-- BEGIN --

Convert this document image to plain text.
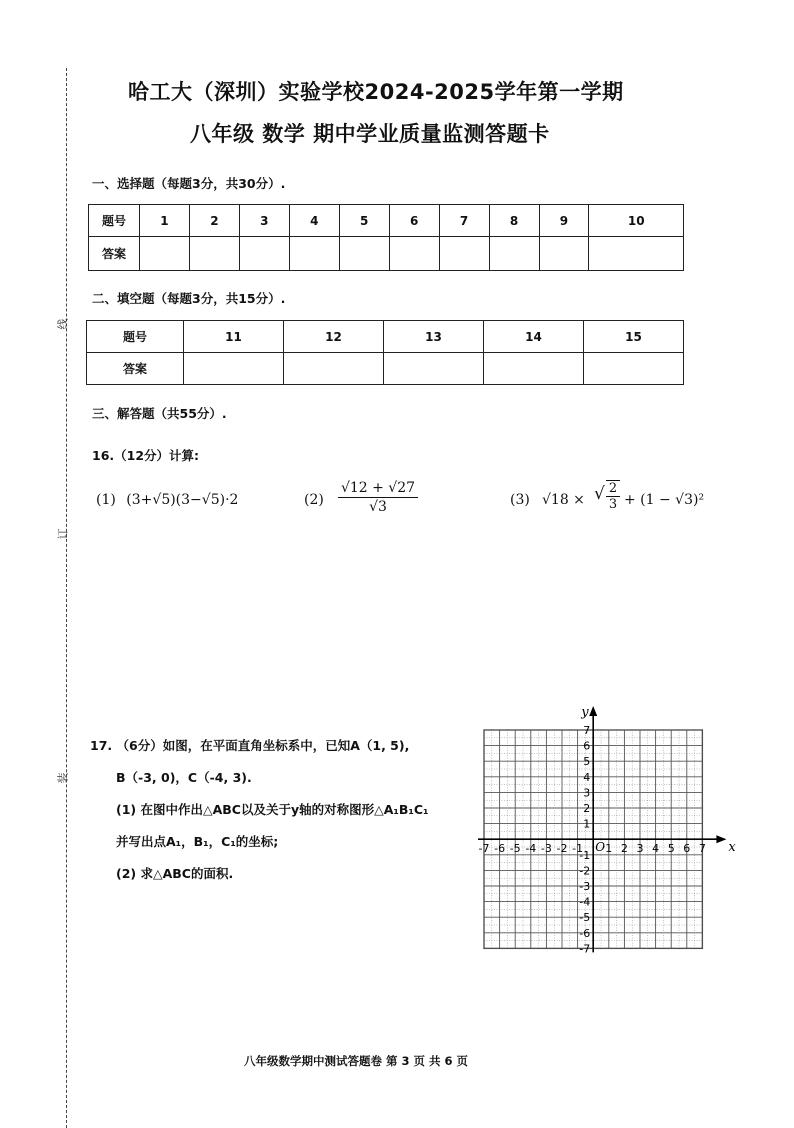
线
订
装
哈工大（深圳）实验学校2024-2025学年第一学期
八年级 数学 期中学业质量监测答题卡
一、选择题（每题3分，共30分）.
题号	1	2	3	4	5	6	7	8	9	10
答案										
二、填空题（每题3分，共15分）.
题号	11	12	13	14	15
答案					
三、解答题（共55分）.
16.（12分）计算:
(1) (3+√5)(3−√5)·2	$(2) \frac{√12 + √27}{√3}$	(3) √18 × √ $\frac{2}{3} + (1 - √3)^2$
17. （6分）如图，在平面直角坐标系中，已知A（1, 5),
B（-3, 0)，C（-4, 3).
(1) 在图中作出△ABC以及关于y轴的对称图形△A₁B₁C₁
并写出点A₁，B₁，C₁的坐标;
(2) 求△ABC的面积.
x
y
O
-7 -6 -5 -4 -3 -2 -1 1 2 3 4 5 6 7
7
6
5
4
3
2
1
-1
-2
-3
-4
-5
-6
-7
八年级数学期中测试答题卷 第 3 页 共 6 页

-- END --

● **Exercise goal**:
Write out all the records again, exactly, minus any pictures.

● **Response below**:
Convert this document image to plain text.
线
订
装
哈工大（深圳）实验学校2024-2025学年第一学期
八年级 数学 期中学业质量监测答题卡
一、选择题（每题3分，共30分）.
题号	1	2	3	4	5	6	7	8	9	10
答案										
二、填空题（每题3分，共15分）.
题号	11	12	13	14	15
答案					
三、解答题（共55分）.
16.（12分）计算:
(1) (3+√5)(3−√5)·2	$(2) \frac{√12 + √27}{√3}$	(3) √18 × √ $\frac{2}{3} + (1 - √3)^2$
17. （6分）如图，在平面直角坐标系中，已知A（1, 5),
B（-3, 0)，C（-4, 3).
(1) 在图中作出△ABC以及关于y轴的对称图形△A₁B₁C₁
并写出点A₁，B₁，C₁的坐标;
(2) 求△ABC的面积.
x
y
O
-7 -6 -5 -4 -3 -2 -1 1 2 3 4 5 6 7
7
6
5
4
3
2
1
-1
-2
-3
-4
-5
-6
-7
八年级数学期中测试答题卷 第 3 页 共 6 页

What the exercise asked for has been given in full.